Recorded data:
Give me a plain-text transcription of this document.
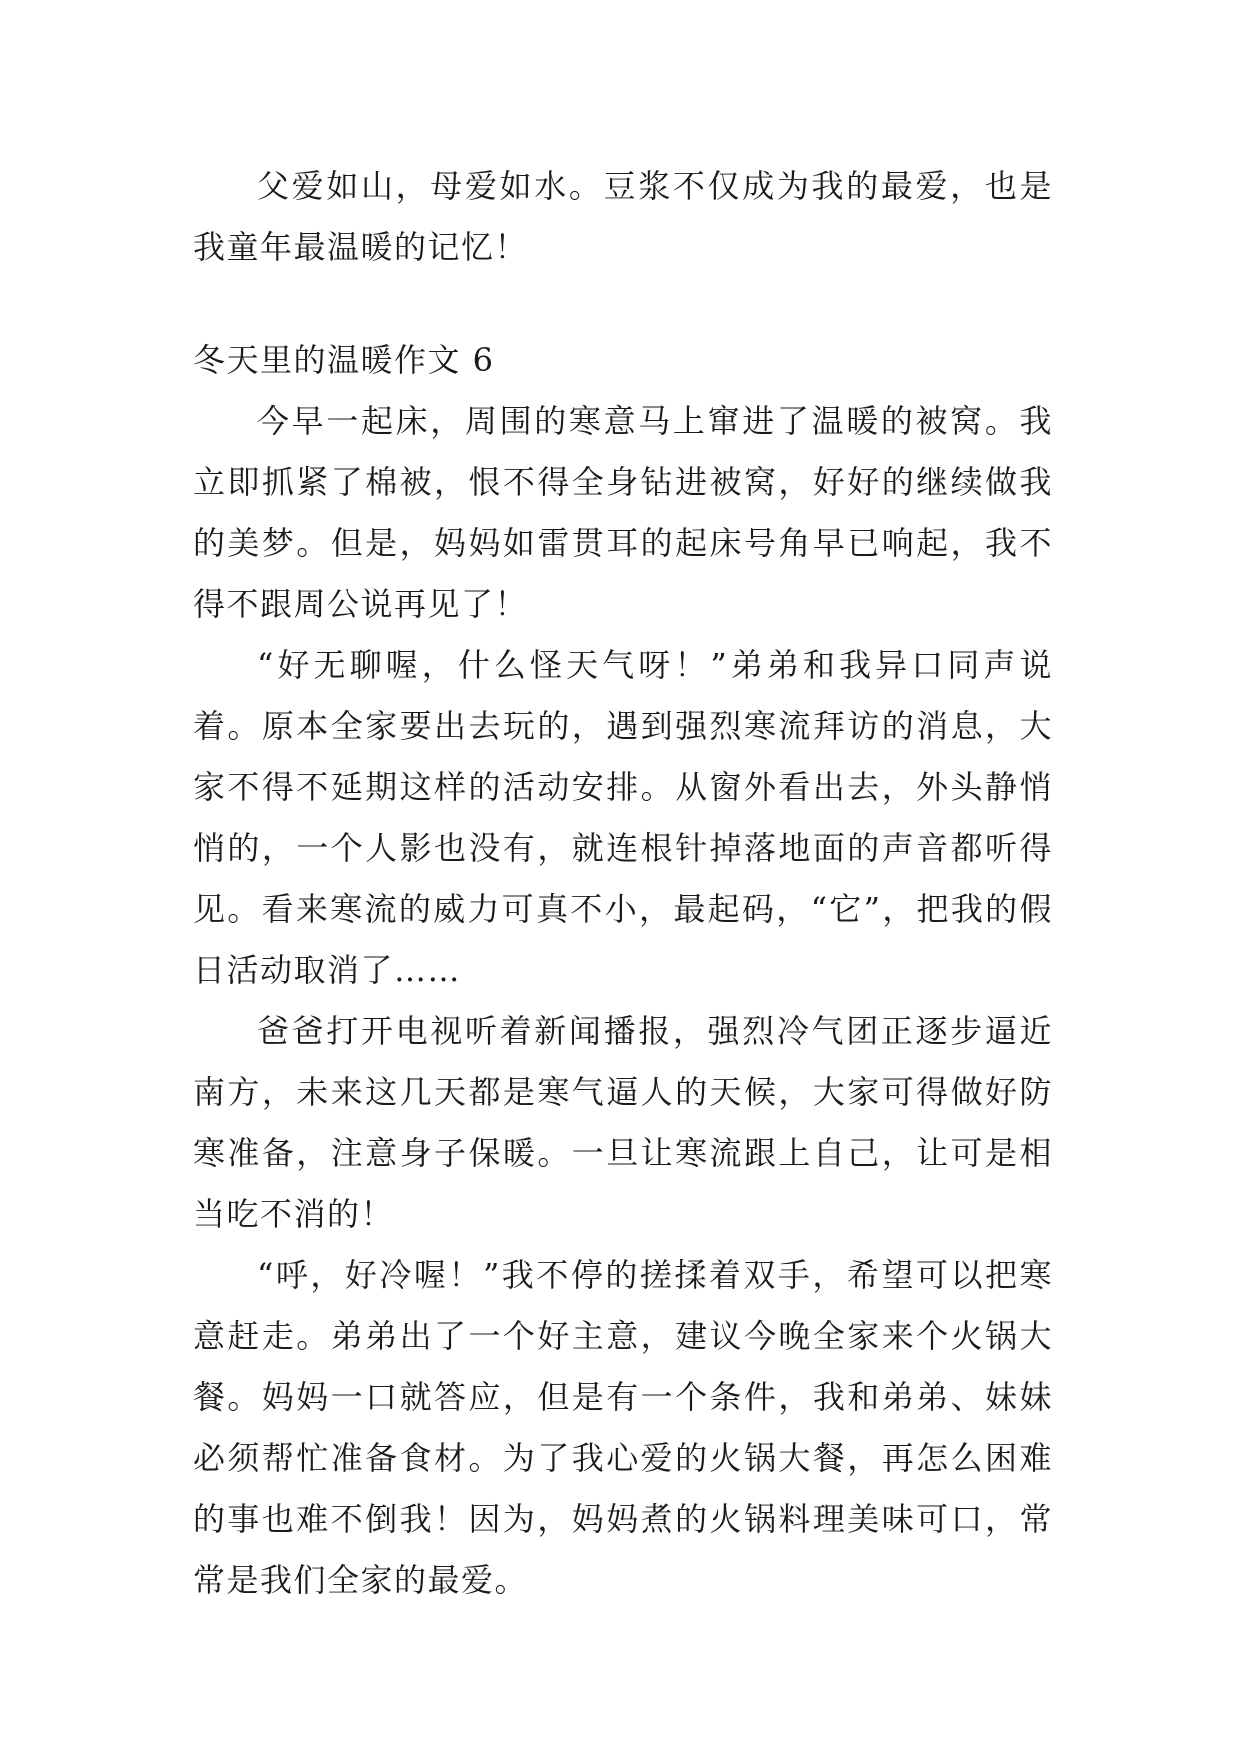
父爱如山，母爱如水。豆浆不仅成为我的最爱，也是我童年最温暖的记忆！

冬天里的温暖作文 6

今早一起床，周围的寒意马上窜进了温暖的被窝。我立即抓紧了棉被，恨不得全身钻进被窝，好好的继续做我的美梦。但是，妈妈如雷贯耳的起床号角早已响起，我不得不跟周公说再见了！

“好无聊喔，什么怪天气呀！”弟弟和我异口同声说着。原本全家要出去玩的，遇到强烈寒流拜访的消息，大家不得不延期这样的活动安排。从窗外看出去，外头静悄悄的，一个人影也没有，就连根针掉落地面的声音都听得见。看来寒流的威力可真不小，最起码，“它”，把我的假日活动取消了……

爸爸打开电视听着新闻播报，强烈冷气团正逐步逼近南方，未来这几天都是寒气逼人的天候，大家可得做好防寒准备，注意身子保暖。一旦让寒流跟上自己，让可是相当吃不消的！

“呼，好冷喔！”我不停的搓揉着双手，希望可以把寒意赶走。弟弟出了一个好主意，建议今晚全家来个火锅大餐。妈妈一口就答应，但是有一个条件，我和弟弟、妹妹必须帮忙准备食材。为了我心爱的火锅大餐，再怎么困难的事也难不倒我！因为，妈妈煮的火锅料理美味可口，常常是我们全家的最爱。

> **PROBLEM REQUIREMENTS**
Reproduce the material above verbatim; omit every picture.

> **FINISHED EXERCISE**
Give me a plain-text transcription of this document.
父爱如山，母爱如水。豆浆不仅成为我的最爱，也是我童年最温暖的记忆！

冬天里的温暖作文 6

今早一起床，周围的寒意马上窜进了温暖的被窝。我立即抓紧了棉被，恨不得全身钻进被窝，好好的继续做我的美梦。但是，妈妈如雷贯耳的起床号角早已响起，我不得不跟周公说再见了！

“好无聊喔，什么怪天气呀！”弟弟和我异口同声说着。原本全家要出去玩的，遇到强烈寒流拜访的消息，大家不得不延期这样的活动安排。从窗外看出去，外头静悄悄的，一个人影也没有，就连根针掉落地面的声音都听得见。看来寒流的威力可真不小，最起码，“它”，把我的假日活动取消了……

爸爸打开电视听着新闻播报，强烈冷气团正逐步逼近南方，未来这几天都是寒气逼人的天候，大家可得做好防寒准备，注意身子保暖。一旦让寒流跟上自己，让可是相当吃不消的！

“呼，好冷喔！”我不停的搓揉着双手，希望可以把寒意赶走。弟弟出了一个好主意，建议今晚全家来个火锅大餐。妈妈一口就答应，但是有一个条件，我和弟弟、妹妹必须帮忙准备食材。为了我心爱的火锅大餐，再怎么困难的事也难不倒我！因为，妈妈煮的火锅料理美味可口，常常是我们全家的最爱。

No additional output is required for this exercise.